* **Objective**:
Your task is to repeat the entries underneath exactly, minus the pictures.

* **Material**:
-- -- --

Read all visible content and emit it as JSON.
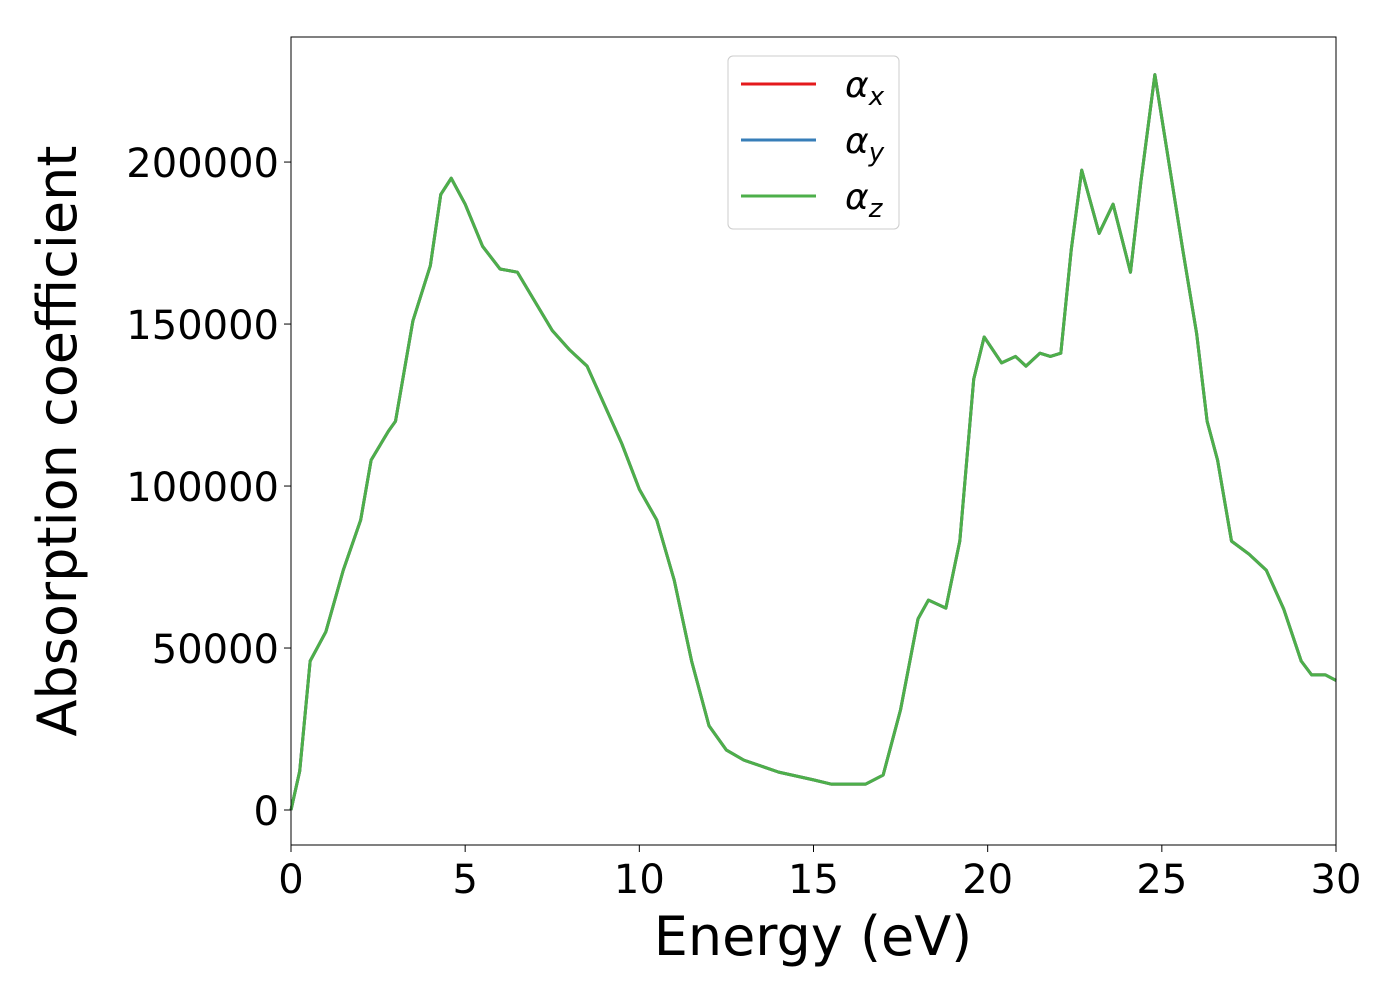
{
  "chart_data": {
    "type": "line",
    "xlabel": "Energy (eV)",
    "ylabel": "Absorption coefficient",
    "x": [
      0,
      0.25,
      0.55,
      0.8,
      1.0,
      1.5,
      2.0,
      2.3,
      2.8,
      3.0,
      3.5,
      4.0,
      4.3,
      4.6,
      5.0,
      5.5,
      6.0,
      6.5,
      7.0,
      7.5,
      8.0,
      8.5,
      9.0,
      9.5,
      10.0,
      10.5,
      11.0,
      11.5,
      12.0,
      12.5,
      13.0,
      14.0,
      15.0,
      15.5,
      16.0,
      16.5,
      17.0,
      17.5,
      18.0,
      18.3,
      18.8,
      19.2,
      19.6,
      19.9,
      20.4,
      20.8,
      21.1,
      21.5,
      21.8,
      22.1,
      22.4,
      22.7,
      23.2,
      23.6,
      24.1,
      24.4,
      24.8,
      25.2,
      25.6,
      26.0,
      26.3,
      26.6,
      27.0,
      27.5,
      28.0,
      28.5,
      29.0,
      29.3,
      29.7,
      30.0
    ],
    "series": [
      {
        "name": "αx",
        "color": "#e41a1c",
        "values": [
          0,
          12000,
          46000,
          51000,
          55000,
          74000,
          89500,
          108000,
          117000,
          120000,
          151000,
          168000,
          190000,
          195000,
          187000,
          174000,
          167000,
          166000,
          157000,
          148000,
          142000,
          137000,
          125000,
          113000,
          99000,
          89500,
          71000,
          46000,
          26000,
          18500,
          15400,
          11700,
          9300,
          8000,
          8000,
          8000,
          10800,
          31000,
          59000,
          64800,
          62300,
          83000,
          133000,
          146000,
          138000,
          140000,
          137000,
          141000,
          140000,
          141000,
          173000,
          197500,
          178000,
          187000,
          166000,
          194000,
          227000,
          200000,
          173000,
          147000,
          120000,
          108000,
          83000,
          79000,
          74000,
          62000,
          46000,
          41700,
          41700,
          40000
        ]
      },
      {
        "name": "αy",
        "color": "#377eb8",
        "values": [
          0,
          12000,
          46000,
          51000,
          55000,
          74000,
          89500,
          108000,
          117000,
          120000,
          151000,
          168000,
          190000,
          195000,
          187000,
          174000,
          167000,
          166000,
          157000,
          148000,
          142000,
          137000,
          125000,
          113000,
          99000,
          89500,
          71000,
          46000,
          26000,
          18500,
          15400,
          11700,
          9300,
          8000,
          8000,
          8000,
          10800,
          31000,
          59000,
          64800,
          62300,
          83000,
          133000,
          146000,
          138000,
          140000,
          137000,
          141000,
          140000,
          141000,
          173000,
          197500,
          178000,
          187000,
          166000,
          194000,
          227000,
          200000,
          173000,
          147000,
          120000,
          108000,
          83000,
          79000,
          74000,
          62000,
          46000,
          41700,
          41700,
          40000
        ]
      },
      {
        "name": "αz",
        "color": "#4daf4a",
        "values": [
          0,
          12000,
          46000,
          51000,
          55000,
          74000,
          89500,
          108000,
          117000,
          120000,
          151000,
          168000,
          190000,
          195000,
          187000,
          174000,
          167000,
          166000,
          157000,
          148000,
          142000,
          137000,
          125000,
          113000,
          99000,
          89500,
          71000,
          46000,
          26000,
          18500,
          15400,
          11700,
          9300,
          8000,
          8000,
          8000,
          10800,
          31000,
          59000,
          64800,
          62300,
          83000,
          133000,
          146000,
          138000,
          140000,
          137000,
          141000,
          140000,
          141000,
          173000,
          197500,
          178000,
          187000,
          166000,
          194000,
          227000,
          200000,
          173000,
          147000,
          120000,
          108000,
          83000,
          79000,
          74000,
          62000,
          46000,
          41700,
          41700,
          40000
        ]
      }
    ],
    "xlim": [
      0,
      30
    ],
    "xticks": [
      0,
      5,
      10,
      15,
      20,
      25,
      30
    ],
    "ylim": [
      -10800,
      238600
    ],
    "yticks": [
      0,
      50000,
      100000,
      150000,
      200000
    ],
    "legend": "upper center",
    "grid": false
  }
}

-- -- --

* **Exercise output**:
Read all visible content and emit it as JSON.
{
  "chart_data": {
    "type": "line",
    "xlabel": "Energy (eV)",
    "ylabel": "Absorption coefficient",
    "x": [
      0,
      0.25,
      0.55,
      0.8,
      1.0,
      1.5,
      2.0,
      2.3,
      2.8,
      3.0,
      3.5,
      4.0,
      4.3,
      4.6,
      5.0,
      5.5,
      6.0,
      6.5,
      7.0,
      7.5,
      8.0,
      8.5,
      9.0,
      9.5,
      10.0,
      10.5,
      11.0,
      11.5,
      12.0,
      12.5,
      13.0,
      14.0,
      15.0,
      15.5,
      16.0,
      16.5,
      17.0,
      17.5,
      18.0,
      18.3,
      18.8,
      19.2,
      19.6,
      19.9,
      20.4,
      20.8,
      21.1,
      21.5,
      21.8,
      22.1,
      22.4,
      22.7,
      23.2,
      23.6,
      24.1,
      24.4,
      24.8,
      25.2,
      25.6,
      26.0,
      26.3,
      26.6,
      27.0,
      27.5,
      28.0,
      28.5,
      29.0,
      29.3,
      29.7,
      30.0
    ],
    "series": [
      {
        "name": "αx",
        "color": "#e41a1c",
        "values": [
          0,
          12000,
          46000,
          51000,
          55000,
          74000,
          89500,
          108000,
          117000,
          120000,
          151000,
          168000,
          190000,
          195000,
          187000,
          174000,
          167000,
          166000,
          157000,
          148000,
          142000,
          137000,
          125000,
          113000,
          99000,
          89500,
          71000,
          46000,
          26000,
          18500,
          15400,
          11700,
          9300,
          8000,
          8000,
          8000,
          10800,
          31000,
          59000,
          64800,
          62300,
          83000,
          133000,
          146000,
          138000,
          140000,
          137000,
          141000,
          140000,
          141000,
          173000,
          197500,
          178000,
          187000,
          166000,
          194000,
          227000,
          200000,
          173000,
          147000,
          120000,
          108000,
          83000,
          79000,
          74000,
          62000,
          46000,
          41700,
          41700,
          40000
        ]
      },
      {
        "name": "αy",
        "color": "#377eb8",
        "values": [
          0,
          12000,
          46000,
          51000,
          55000,
          74000,
          89500,
          108000,
          117000,
          120000,
          151000,
          168000,
          190000,
          195000,
          187000,
          174000,
          167000,
          166000,
          157000,
          148000,
          142000,
          137000,
          125000,
          113000,
          99000,
          89500,
          71000,
          46000,
          26000,
          18500,
          15400,
          11700,
          9300,
          8000,
          8000,
          8000,
          10800,
          31000,
          59000,
          64800,
          62300,
          83000,
          133000,
          146000,
          138000,
          140000,
          137000,
          141000,
          140000,
          141000,
          173000,
          197500,
          178000,
          187000,
          166000,
          194000,
          227000,
          200000,
          173000,
          147000,
          120000,
          108000,
          83000,
          79000,
          74000,
          62000,
          46000,
          41700,
          41700,
          40000
        ]
      },
      {
        "name": "αz",
        "color": "#4daf4a",
        "values": [
          0,
          12000,
          46000,
          51000,
          55000,
          74000,
          89500,
          108000,
          117000,
          120000,
          151000,
          168000,
          190000,
          195000,
          187000,
          174000,
          167000,
          166000,
          157000,
          148000,
          142000,
          137000,
          125000,
          113000,
          99000,
          89500,
          71000,
          46000,
          26000,
          18500,
          15400,
          11700,
          9300,
          8000,
          8000,
          8000,
          10800,
          31000,
          59000,
          64800,
          62300,
          83000,
          133000,
          146000,
          138000,
          140000,
          137000,
          141000,
          140000,
          141000,
          173000,
          197500,
          178000,
          187000,
          166000,
          194000,
          227000,
          200000,
          173000,
          147000,
          120000,
          108000,
          83000,
          79000,
          74000,
          62000,
          46000,
          41700,
          41700,
          40000
        ]
      }
    ],
    "xlim": [
      0,
      30
    ],
    "xticks": [
      0,
      5,
      10,
      15,
      20,
      25,
      30
    ],
    "ylim": [
      -10800,
      238600
    ],
    "yticks": [
      0,
      50000,
      100000,
      150000,
      200000
    ],
    "legend": "upper center",
    "grid": false
  }
}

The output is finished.